**Written task:**
Pictures stay out of your copy, but everything else in the records below must be repeated exactly.
-- Start of Provided records --
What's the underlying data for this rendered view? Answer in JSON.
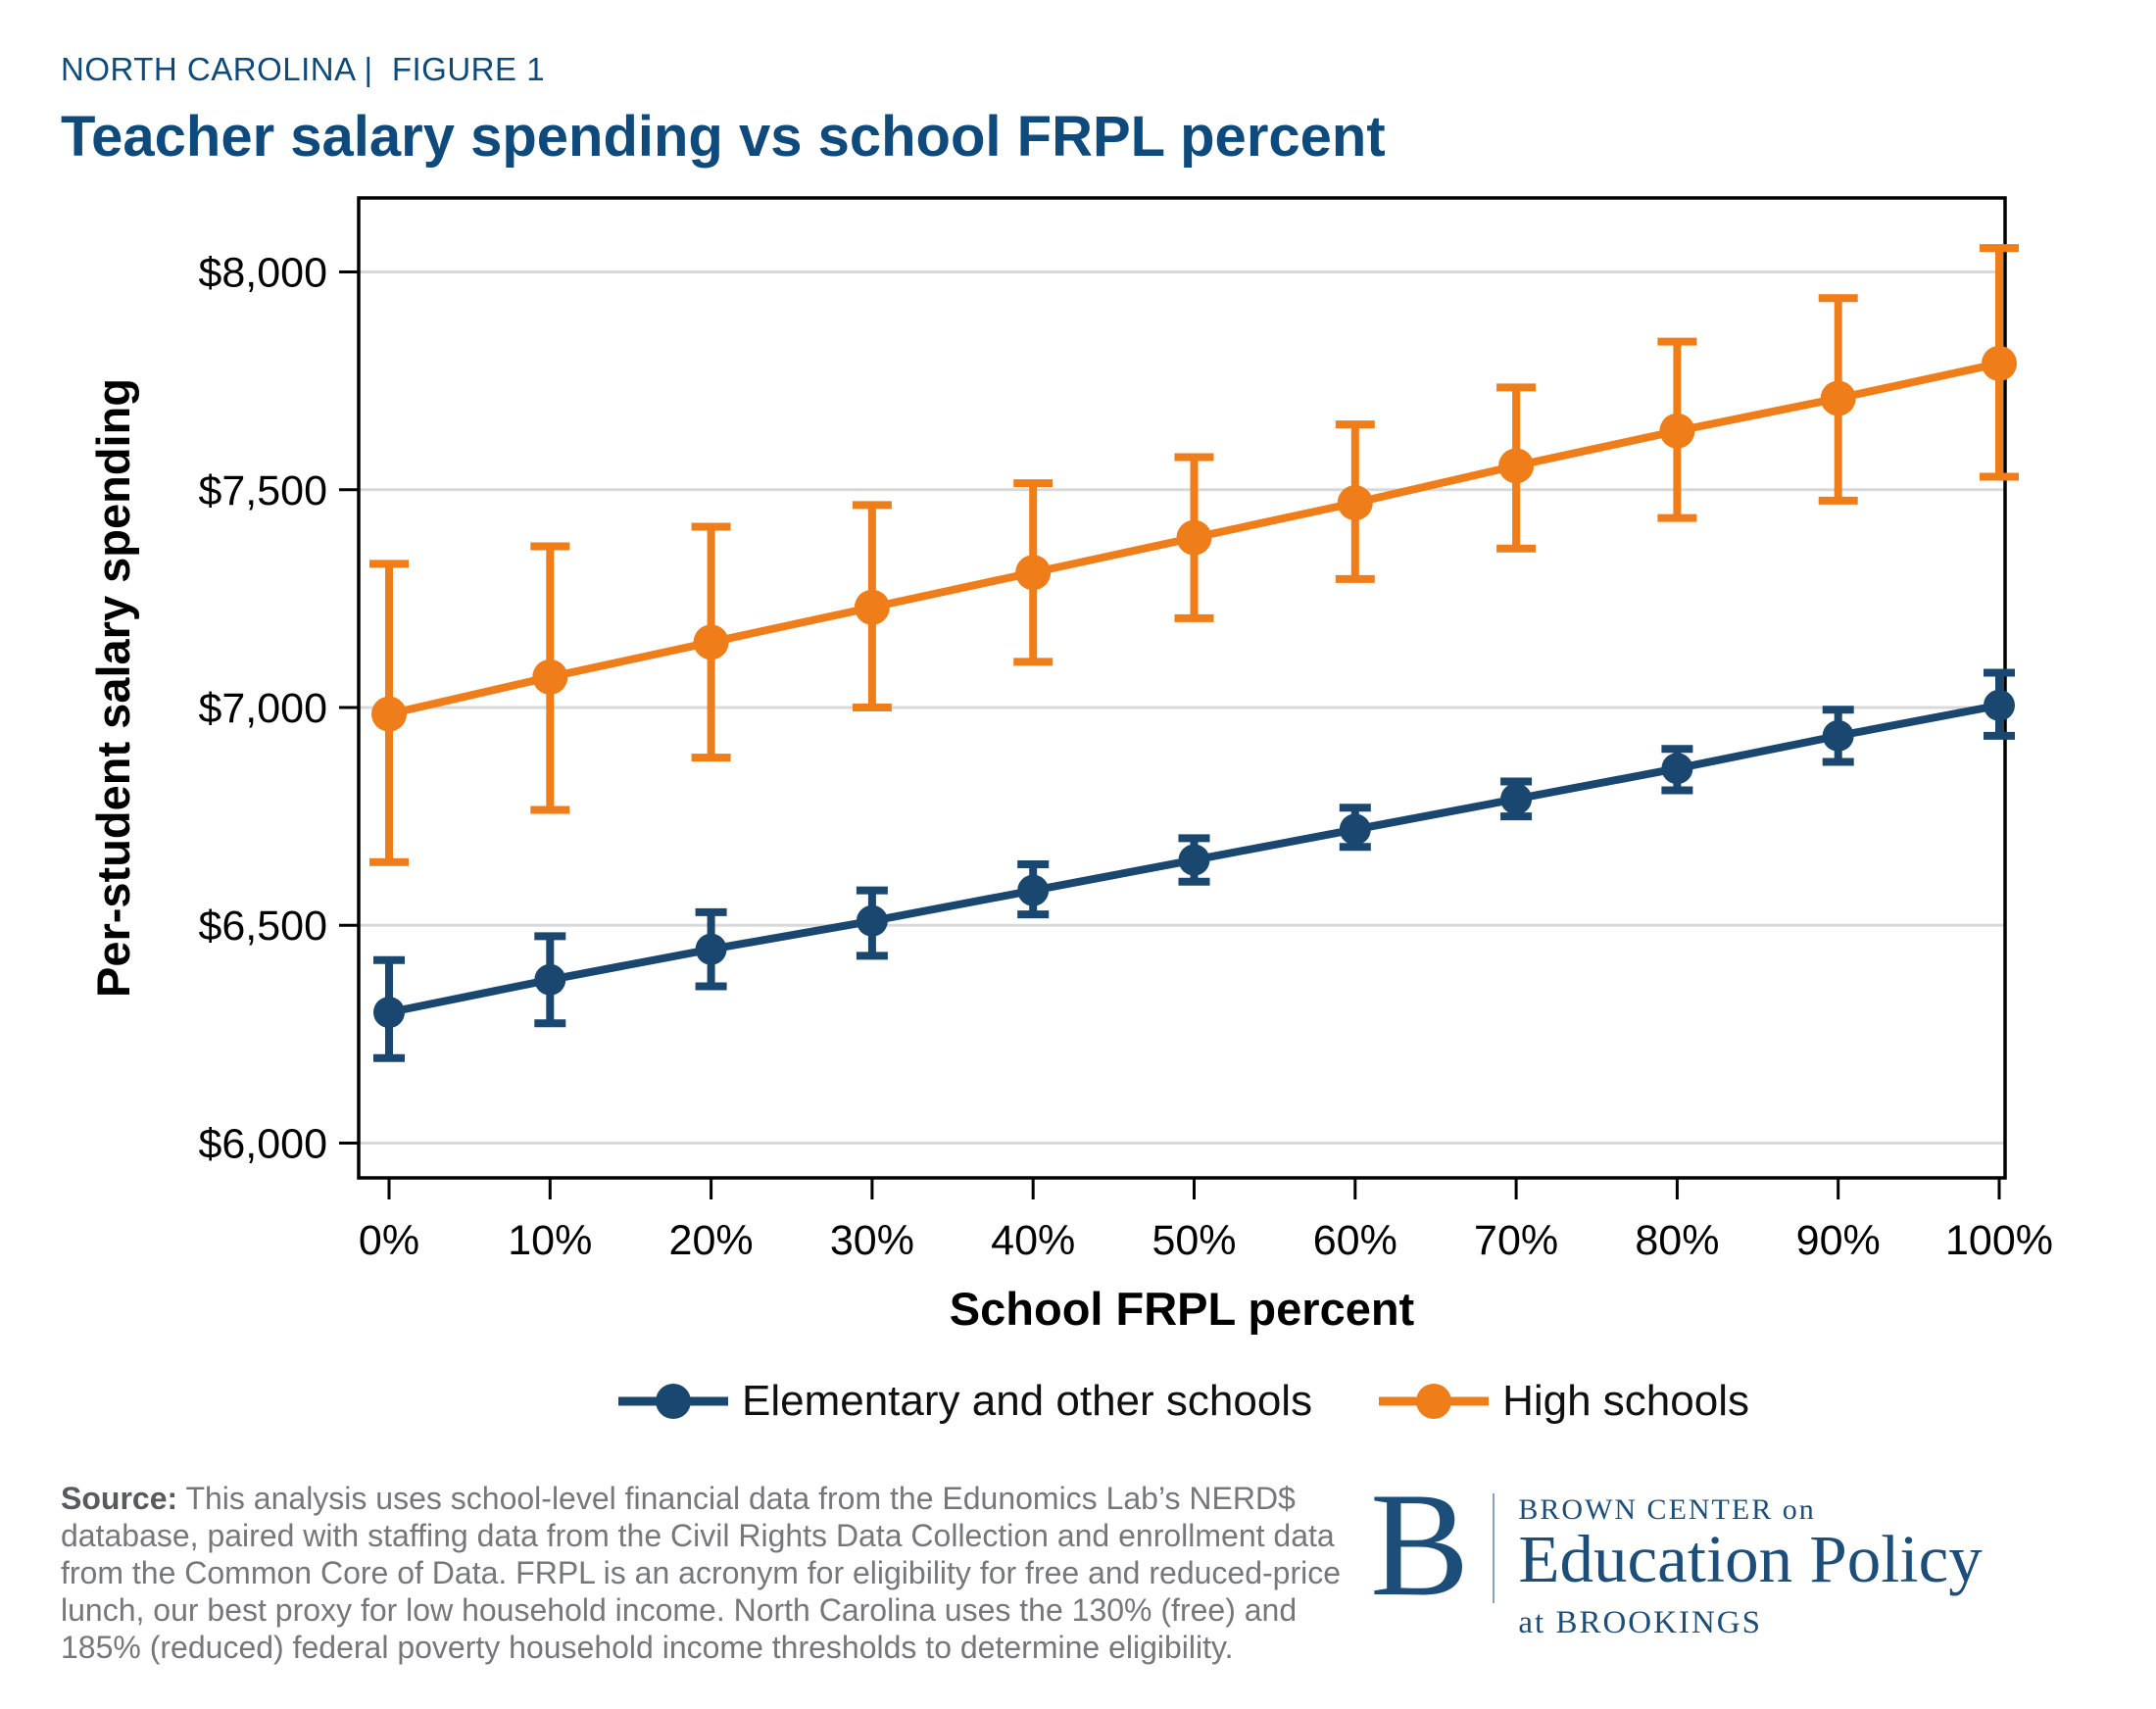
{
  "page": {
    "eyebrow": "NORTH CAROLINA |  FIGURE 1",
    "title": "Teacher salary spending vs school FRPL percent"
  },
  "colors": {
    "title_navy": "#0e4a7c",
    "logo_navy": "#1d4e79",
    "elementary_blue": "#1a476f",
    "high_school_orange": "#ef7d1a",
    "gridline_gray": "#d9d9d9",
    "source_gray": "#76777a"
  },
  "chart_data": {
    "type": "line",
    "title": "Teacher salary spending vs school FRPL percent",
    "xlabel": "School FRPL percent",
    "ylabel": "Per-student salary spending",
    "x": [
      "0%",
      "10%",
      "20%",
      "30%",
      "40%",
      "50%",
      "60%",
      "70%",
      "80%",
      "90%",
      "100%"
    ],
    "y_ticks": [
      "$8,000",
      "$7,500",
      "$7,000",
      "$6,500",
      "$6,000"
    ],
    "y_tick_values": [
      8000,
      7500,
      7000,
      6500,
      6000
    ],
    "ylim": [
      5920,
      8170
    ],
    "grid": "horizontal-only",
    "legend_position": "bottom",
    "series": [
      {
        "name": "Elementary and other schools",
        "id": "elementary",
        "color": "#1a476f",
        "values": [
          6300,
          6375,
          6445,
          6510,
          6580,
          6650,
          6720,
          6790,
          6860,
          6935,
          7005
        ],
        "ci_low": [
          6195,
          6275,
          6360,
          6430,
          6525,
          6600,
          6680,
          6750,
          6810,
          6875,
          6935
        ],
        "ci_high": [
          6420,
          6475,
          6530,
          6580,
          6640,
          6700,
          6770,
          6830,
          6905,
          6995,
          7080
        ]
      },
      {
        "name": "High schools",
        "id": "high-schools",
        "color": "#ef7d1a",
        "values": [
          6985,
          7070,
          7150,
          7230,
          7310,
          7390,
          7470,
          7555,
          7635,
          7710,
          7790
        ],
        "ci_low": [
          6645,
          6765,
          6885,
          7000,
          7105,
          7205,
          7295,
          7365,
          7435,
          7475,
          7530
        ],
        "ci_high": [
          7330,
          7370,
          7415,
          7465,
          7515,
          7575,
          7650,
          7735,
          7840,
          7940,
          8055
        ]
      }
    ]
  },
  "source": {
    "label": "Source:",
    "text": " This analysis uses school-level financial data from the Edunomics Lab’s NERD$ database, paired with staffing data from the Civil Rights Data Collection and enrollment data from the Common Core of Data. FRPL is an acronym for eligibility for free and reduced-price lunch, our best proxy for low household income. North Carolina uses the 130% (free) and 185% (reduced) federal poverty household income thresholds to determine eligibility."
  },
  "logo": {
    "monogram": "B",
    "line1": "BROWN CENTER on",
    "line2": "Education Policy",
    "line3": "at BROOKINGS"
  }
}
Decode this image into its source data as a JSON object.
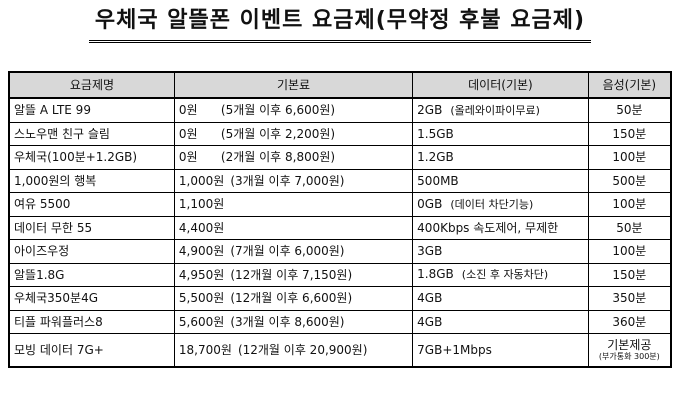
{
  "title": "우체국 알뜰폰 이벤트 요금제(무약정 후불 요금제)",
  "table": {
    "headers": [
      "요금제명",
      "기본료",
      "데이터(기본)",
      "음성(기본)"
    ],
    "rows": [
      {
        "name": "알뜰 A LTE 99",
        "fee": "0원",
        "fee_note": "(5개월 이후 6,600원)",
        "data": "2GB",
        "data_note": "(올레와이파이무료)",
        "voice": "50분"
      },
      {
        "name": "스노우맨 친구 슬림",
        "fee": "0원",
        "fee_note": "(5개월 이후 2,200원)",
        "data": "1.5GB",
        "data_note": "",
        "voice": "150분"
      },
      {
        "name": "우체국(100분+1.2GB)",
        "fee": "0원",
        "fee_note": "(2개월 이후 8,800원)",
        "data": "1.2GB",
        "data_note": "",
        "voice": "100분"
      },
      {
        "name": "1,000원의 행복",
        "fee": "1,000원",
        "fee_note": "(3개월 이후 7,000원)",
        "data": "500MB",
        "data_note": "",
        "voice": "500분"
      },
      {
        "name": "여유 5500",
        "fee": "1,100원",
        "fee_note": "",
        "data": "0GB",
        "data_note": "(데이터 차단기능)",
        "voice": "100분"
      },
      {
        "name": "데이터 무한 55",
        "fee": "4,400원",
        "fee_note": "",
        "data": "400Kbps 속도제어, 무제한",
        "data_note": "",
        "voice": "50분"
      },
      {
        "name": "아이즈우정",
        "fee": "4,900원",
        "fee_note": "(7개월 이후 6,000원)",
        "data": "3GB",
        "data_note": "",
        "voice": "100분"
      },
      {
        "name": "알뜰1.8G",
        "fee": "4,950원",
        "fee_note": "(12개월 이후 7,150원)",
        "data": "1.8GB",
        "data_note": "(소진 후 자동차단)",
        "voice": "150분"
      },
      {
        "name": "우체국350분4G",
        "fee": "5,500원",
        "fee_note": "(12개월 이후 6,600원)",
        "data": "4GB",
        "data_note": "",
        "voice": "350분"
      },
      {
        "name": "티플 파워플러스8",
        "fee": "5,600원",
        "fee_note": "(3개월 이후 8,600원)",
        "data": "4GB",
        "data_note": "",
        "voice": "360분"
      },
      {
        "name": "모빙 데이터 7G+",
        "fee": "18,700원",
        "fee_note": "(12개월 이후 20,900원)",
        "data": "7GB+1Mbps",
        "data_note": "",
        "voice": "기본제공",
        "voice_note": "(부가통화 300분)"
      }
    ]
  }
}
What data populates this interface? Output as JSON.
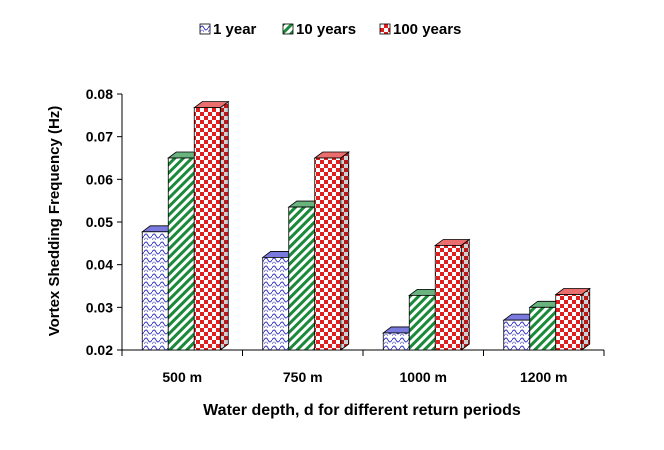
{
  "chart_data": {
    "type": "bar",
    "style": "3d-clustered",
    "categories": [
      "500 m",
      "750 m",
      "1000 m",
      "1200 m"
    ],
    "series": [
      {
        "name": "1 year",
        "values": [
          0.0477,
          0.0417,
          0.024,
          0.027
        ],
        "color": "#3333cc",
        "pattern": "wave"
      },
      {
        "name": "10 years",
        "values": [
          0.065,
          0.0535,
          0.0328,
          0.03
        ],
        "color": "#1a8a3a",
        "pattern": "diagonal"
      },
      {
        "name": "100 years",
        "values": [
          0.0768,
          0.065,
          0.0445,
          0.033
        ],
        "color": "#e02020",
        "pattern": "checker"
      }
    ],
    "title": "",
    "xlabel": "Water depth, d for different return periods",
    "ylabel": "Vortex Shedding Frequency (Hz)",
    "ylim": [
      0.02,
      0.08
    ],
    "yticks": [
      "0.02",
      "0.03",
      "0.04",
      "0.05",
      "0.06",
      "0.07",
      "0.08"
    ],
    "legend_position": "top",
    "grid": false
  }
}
-- End of Provided records --
**Correct response:**
What's the underlying data for this rendered view? Answer in JSON.
{
  "page": {
    "eyebrow": "NORTH CAROLINA |  FIGURE 1",
    "title": "Teacher salary spending vs school FRPL percent"
  },
  "colors": {
    "title_navy": "#0e4a7c",
    "logo_navy": "#1d4e79",
    "elementary_blue": "#1a476f",
    "high_school_orange": "#ef7d1a",
    "gridline_gray": "#d9d9d9",
    "source_gray": "#76777a"
  },
  "chart_data": {
    "type": "line",
    "title": "Teacher salary spending vs school FRPL percent",
    "xlabel": "School FRPL percent",
    "ylabel": "Per-student salary spending",
    "x": [
      "0%",
      "10%",
      "20%",
      "30%",
      "40%",
      "50%",
      "60%",
      "70%",
      "80%",
      "90%",
      "100%"
    ],
    "y_ticks": [
      "$8,000",
      "$7,500",
      "$7,000",
      "$6,500",
      "$6,000"
    ],
    "y_tick_values": [
      8000,
      7500,
      7000,
      6500,
      6000
    ],
    "ylim": [
      5920,
      8170
    ],
    "grid": "horizontal-only",
    "legend_position": "bottom",
    "series": [
      {
        "name": "Elementary and other schools",
        "id": "elementary",
        "color": "#1a476f",
        "values": [
          6300,
          6375,
          6445,
          6510,
          6580,
          6650,
          6720,
          6790,
          6860,
          6935,
          7005
        ],
        "ci_low": [
          6195,
          6275,
          6360,
          6430,
          6525,
          6600,
          6680,
          6750,
          6810,
          6875,
          6935
        ],
        "ci_high": [
          6420,
          6475,
          6530,
          6580,
          6640,
          6700,
          6770,
          6830,
          6905,
          6995,
          7080
        ]
      },
      {
        "name": "High schools",
        "id": "high-schools",
        "color": "#ef7d1a",
        "values": [
          6985,
          7070,
          7150,
          7230,
          7310,
          7390,
          7470,
          7555,
          7635,
          7710,
          7790
        ],
        "ci_low": [
          6645,
          6765,
          6885,
          7000,
          7105,
          7205,
          7295,
          7365,
          7435,
          7475,
          7530
        ],
        "ci_high": [
          7330,
          7370,
          7415,
          7465,
          7515,
          7575,
          7650,
          7735,
          7840,
          7940,
          8055
        ]
      }
    ]
  },
  "source": {
    "label": "Source:",
    "text": " This analysis uses school-level financial data from the Edunomics Lab’s NERD$ database, paired with staffing data from the Civil Rights Data Collection and enrollment data from the Common Core of Data. FRPL is an acronym for eligibility for free and reduced-price lunch, our best proxy for low household income. North Carolina uses the 130% (free) and 185% (reduced) federal poverty household income thresholds to determine eligibility."
  },
  "logo": {
    "monogram": "B",
    "line1": "BROWN CENTER on",
    "line2": "Education Policy",
    "line3": "at BROOKINGS"
  }
}
Decode this image into its source data as a JSON object.
{
  "title": "우체국 알뜰폰 이벤트 요금제(무약정 후불 요금제)",
  "table": {
    "headers": [
      "요금제명",
      "기본료",
      "데이터(기본)",
      "음성(기본)"
    ],
    "rows": [
      {
        "name": "알뜰 A LTE 99",
        "fee": "0원",
        "fee_note": "(5개월 이후 6,600원)",
        "data": "2GB",
        "data_note": "(올레와이파이무료)",
        "voice": "50분"
      },
      {
        "name": "스노우맨 친구 슬림",
        "fee": "0원",
        "fee_note": "(5개월 이후 2,200원)",
        "data": "1.5GB",
        "data_note": "",
        "voice": "150분"
      },
      {
        "name": "우체국(100분+1.2GB)",
        "fee": "0원",
        "fee_note": "(2개월 이후 8,800원)",
        "data": "1.2GB",
        "data_note": "",
        "voice": "100분"
      },
      {
        "name": "1,000원의 행복",
        "fee": "1,000원",
        "fee_note": "(3개월 이후 7,000원)",
        "data": "500MB",
        "data_note": "",
        "voice": "500분"
      },
      {
        "name": "여유 5500",
        "fee": "1,100원",
        "fee_note": "",
        "data": "0GB",
        "data_note": "(데이터 차단기능)",
        "voice": "100분"
      },
      {
        "name": "데이터 무한 55",
        "fee": "4,400원",
        "fee_note": "",
        "data": "400Kbps 속도제어, 무제한",
        "data_note": "",
        "voice": "50분"
      },
      {
        "name": "아이즈우정",
        "fee": "4,900원",
        "fee_note": "(7개월 이후 6,000원)",
        "data": "3GB",
        "data_note": "",
        "voice": "100분"
      },
      {
        "name": "알뜰1.8G",
        "fee": "4,950원",
        "fee_note": "(12개월 이후 7,150원)",
        "data": "1.8GB",
        "data_note": "(소진 후 자동차단)",
        "voice": "150분"
      },
      {
        "name": "우체국350분4G",
        "fee": "5,500원",
        "fee_note": "(12개월 이후 6,600원)",
        "data": "4GB",
        "data_note": "",
        "voice": "350분"
      },
      {
        "name": "티플 파워플러스8",
        "fee": "5,600원",
        "fee_note": "(3개월 이후 8,600원)",
        "data": "4GB",
        "data_note": "",
        "voice": "360분"
      },
      {
        "name": "모빙 데이터 7G+",
        "fee": "18,700원",
        "fee_note": "(12개월 이후 20,900원)",
        "data": "7GB+1Mbps",
        "data_note": "",
        "voice": "기본제공",
        "voice_note": "(부가통화 300분)"
      }
    ]
  }
}
What data populates this interface? Output as JSON.
{
  "chart_data": {
    "type": "bar",
    "style": "3d-clustered",
    "categories": [
      "500 m",
      "750 m",
      "1000 m",
      "1200 m"
    ],
    "series": [
      {
        "name": "1 year",
        "values": [
          0.0477,
          0.0417,
          0.024,
          0.027
        ],
        "color": "#3333cc",
        "pattern": "wave"
      },
      {
        "name": "10 years",
        "values": [
          0.065,
          0.0535,
          0.0328,
          0.03
        ],
        "color": "#1a8a3a",
        "pattern": "diagonal"
      },
      {
        "name": "100 years",
        "values": [
          0.0768,
          0.065,
          0.0445,
          0.033
        ],
        "color": "#e02020",
        "pattern": "checker"
      }
    ],
    "title": "",
    "xlabel": "Water depth, d for different return periods",
    "ylabel": "Vortex Shedding Frequency (Hz)",
    "ylim": [
      0.02,
      0.08
    ],
    "yticks": [
      "0.02",
      "0.03",
      "0.04",
      "0.05",
      "0.06",
      "0.07",
      "0.08"
    ],
    "legend_position": "top",
    "grid": false
  }
}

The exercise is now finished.